--- Document section ---
========================================
Everything was paid off, written off, it had service duty, everyone was very happy. And we also needed to improve the old assign. The old assign was not very good. It was a dual star, which Stockholm as origin, so everything was depending on Stockholm and that was because back in the days when it was built, routers were extremely expensive. It was in the ‑‑ we built that network when 10 gig was completely new. And one of the first networks that actually had a real 10 gig backbone. Back in the days routers were extremely expensive, so we could only afford two, so we bought two really big ones, and optical was cheap so we could do optical long lengths all over the place. This, of course, has a lot of drawbacks as one can imagine, that I mean Sweden is a long country so having EGP links running over 1,000 km causes a lot of problems.
Anyway, the first thing you need when you build a new network is a fibre network. We kind of plotted out what we wanted to do. We didn't want a network that was depending on Stockholm. We wanted one that could live without Stockholm. We wanted also to have triple redundancy into most regions in this case. Because, we had a few double outages and we actually still have double outages, and sort of wanted more fibre in the ground, and to connect, we have about 20 cities in Sweden which we consider that city that we need a proper POP on. And if there is a customer that's outside these 30 metre regions, we just buy the capacity that we don't need their own network there.
And also, what we did is, in Sweden we have been digging fibre for quite sometime, it's heavily subsidised by the government so there is a lot of different entities that is pulling fibre. One of the requirements we had is we only need one contract partner, because we are not that many people, we are less than 10 people in the operational organisation, so we can't keep track of 150 different contracts. So we had one contract, but there is about 150 subcontractors of that fibre, so that was also very important for us.
========================================
--- Entries ---

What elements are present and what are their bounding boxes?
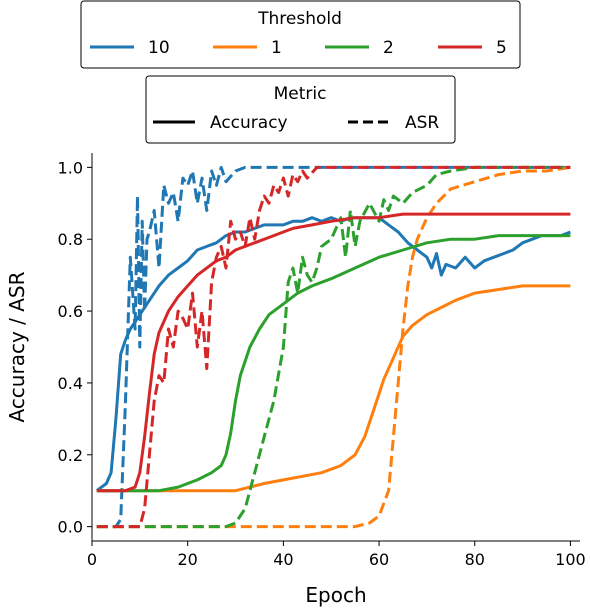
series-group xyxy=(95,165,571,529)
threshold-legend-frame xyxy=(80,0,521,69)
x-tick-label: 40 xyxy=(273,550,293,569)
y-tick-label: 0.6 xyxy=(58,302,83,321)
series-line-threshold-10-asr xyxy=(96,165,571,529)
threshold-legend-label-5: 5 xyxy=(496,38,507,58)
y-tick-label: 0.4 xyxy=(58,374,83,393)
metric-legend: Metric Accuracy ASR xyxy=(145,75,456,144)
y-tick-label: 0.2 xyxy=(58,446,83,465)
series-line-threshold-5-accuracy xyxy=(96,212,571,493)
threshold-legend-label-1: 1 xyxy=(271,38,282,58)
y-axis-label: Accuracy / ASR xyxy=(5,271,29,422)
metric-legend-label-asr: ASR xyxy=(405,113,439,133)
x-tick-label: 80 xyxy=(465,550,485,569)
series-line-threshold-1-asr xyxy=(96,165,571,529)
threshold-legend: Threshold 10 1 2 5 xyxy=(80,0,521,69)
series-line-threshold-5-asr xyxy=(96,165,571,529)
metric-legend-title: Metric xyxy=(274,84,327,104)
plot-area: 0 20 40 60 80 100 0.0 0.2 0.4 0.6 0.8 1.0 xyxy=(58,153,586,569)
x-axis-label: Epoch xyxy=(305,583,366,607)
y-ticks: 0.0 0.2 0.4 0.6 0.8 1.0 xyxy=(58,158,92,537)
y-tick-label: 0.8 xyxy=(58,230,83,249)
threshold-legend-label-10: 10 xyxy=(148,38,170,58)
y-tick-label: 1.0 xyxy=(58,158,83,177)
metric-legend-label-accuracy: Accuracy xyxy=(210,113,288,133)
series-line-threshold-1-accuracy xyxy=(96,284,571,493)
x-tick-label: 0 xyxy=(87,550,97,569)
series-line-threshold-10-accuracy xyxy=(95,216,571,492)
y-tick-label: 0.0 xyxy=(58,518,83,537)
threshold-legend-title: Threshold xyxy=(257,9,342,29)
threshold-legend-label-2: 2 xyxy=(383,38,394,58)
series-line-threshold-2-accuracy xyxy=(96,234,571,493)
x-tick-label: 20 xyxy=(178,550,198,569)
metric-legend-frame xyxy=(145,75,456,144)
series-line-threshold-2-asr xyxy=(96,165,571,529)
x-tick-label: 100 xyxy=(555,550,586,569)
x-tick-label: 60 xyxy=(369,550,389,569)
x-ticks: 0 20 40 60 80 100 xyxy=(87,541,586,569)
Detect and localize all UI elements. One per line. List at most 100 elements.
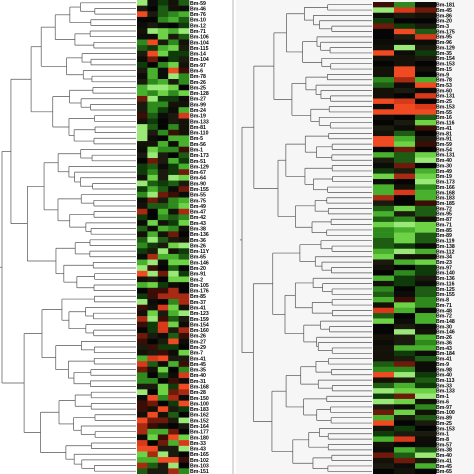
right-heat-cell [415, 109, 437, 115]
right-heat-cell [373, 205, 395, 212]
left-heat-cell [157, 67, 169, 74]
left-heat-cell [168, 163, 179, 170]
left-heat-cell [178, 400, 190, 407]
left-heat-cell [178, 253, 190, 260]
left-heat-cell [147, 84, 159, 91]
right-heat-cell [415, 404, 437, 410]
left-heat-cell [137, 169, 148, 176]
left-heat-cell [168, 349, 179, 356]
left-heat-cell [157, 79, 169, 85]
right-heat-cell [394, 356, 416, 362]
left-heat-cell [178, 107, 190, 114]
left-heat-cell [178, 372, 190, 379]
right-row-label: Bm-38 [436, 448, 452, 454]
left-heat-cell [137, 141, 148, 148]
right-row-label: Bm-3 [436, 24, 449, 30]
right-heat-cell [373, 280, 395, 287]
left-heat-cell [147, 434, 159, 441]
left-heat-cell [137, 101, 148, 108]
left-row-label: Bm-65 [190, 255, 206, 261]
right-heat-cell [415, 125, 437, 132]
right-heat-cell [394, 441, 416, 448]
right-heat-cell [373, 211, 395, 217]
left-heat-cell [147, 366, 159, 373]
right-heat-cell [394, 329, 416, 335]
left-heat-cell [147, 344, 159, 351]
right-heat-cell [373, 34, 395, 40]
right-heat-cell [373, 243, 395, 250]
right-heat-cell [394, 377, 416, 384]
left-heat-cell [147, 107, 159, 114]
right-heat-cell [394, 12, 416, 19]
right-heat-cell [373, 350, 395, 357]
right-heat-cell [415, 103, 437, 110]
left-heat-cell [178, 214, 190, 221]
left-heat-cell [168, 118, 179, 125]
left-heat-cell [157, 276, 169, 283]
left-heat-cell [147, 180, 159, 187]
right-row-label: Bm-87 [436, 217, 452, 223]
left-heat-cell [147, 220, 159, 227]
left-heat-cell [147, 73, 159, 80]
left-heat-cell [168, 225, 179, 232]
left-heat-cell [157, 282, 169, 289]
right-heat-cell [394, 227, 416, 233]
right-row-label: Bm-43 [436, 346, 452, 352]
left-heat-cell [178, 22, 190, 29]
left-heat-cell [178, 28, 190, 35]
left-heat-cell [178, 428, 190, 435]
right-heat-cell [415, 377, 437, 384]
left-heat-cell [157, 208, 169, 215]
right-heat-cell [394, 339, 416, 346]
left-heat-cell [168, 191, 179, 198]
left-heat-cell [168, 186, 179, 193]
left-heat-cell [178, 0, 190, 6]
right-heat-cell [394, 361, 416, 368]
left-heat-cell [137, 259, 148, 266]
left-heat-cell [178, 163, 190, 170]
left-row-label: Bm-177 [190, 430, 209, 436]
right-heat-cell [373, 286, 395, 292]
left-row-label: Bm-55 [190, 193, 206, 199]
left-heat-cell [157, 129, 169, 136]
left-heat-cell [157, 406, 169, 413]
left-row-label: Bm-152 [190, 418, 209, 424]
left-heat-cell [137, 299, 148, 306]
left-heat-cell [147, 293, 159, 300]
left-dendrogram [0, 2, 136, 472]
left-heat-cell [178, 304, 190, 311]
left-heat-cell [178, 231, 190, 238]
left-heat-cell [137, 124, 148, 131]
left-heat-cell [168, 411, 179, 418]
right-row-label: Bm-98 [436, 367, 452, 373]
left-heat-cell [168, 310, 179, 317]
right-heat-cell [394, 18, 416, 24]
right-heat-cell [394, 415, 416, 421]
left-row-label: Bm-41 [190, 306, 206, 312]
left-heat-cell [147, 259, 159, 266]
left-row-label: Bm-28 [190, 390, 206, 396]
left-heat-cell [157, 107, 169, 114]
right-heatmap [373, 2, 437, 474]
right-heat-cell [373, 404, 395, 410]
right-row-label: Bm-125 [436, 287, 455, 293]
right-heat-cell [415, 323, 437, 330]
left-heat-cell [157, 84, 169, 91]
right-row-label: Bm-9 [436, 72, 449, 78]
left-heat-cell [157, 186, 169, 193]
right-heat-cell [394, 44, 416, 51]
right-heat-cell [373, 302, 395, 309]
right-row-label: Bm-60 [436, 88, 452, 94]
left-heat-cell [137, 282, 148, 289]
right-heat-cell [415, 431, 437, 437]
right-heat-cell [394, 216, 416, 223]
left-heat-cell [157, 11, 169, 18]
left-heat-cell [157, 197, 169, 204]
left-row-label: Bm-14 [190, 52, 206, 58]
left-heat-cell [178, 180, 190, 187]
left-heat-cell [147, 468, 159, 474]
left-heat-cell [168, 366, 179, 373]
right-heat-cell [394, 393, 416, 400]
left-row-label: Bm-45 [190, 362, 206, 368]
========================================
--- Task requirements ---
(A) Answer these from the talk on rebuilding the Swedish network:
(i) Which city was the origin of the old network's dual star?
(ii) How many people work in the speaker's operational organization?
(iii) About how many subcontractors are there under the single fibre contract?
(B) Pick up the talk on rebuilding the Swedish network after its final sentence and write the next part.

--- In response ---
(A)
(i) Stockholm
(ii) Fewer than 10
(iii) About 150

(B)
And we tried to look a little bit in the future like what do we need from this fibre network. And the first thing we noticed what we really wanted to have is that we had a lot of unplanned outages, like double outages that was because, oh, these two diverse fibre was in the same trench, oops; that happened all the time for us before, we required all backbone fibres it must have came C data, which is file type format you can put into Google Earth which plots out the fibre exactly where it goes. This means that the vendors couldn't cheat as much. This turns out they do cheat anyway and paying the fibres that are in different sides of the road, but they are ‑‑ that's another type of problem. But at least we have a fair chance of knowing where the fibre are; if we know there is a storm coming we can, we know which fibres are passing you know, which way the storm is coming or hurricane or something.
We also, of course, need, from these city POPs, we need access fibre from the city networks to diverse paths to the universities at least. And there was impossible to get CAMZ data from these networks, they just said networks we will not provide you with map data. First because they don't have it and also because they think there is some kind of thing with that they have like business intelligence where the fibre is going, so ‑‑ actually like last week we had problems with this order diverse fibre path in the city. It turns out they are not diverse. Like in this case, this is the ‑‑ this is two separate fibre strands, and they probably separated by 2 mill metres, so I guess, we will see them in court.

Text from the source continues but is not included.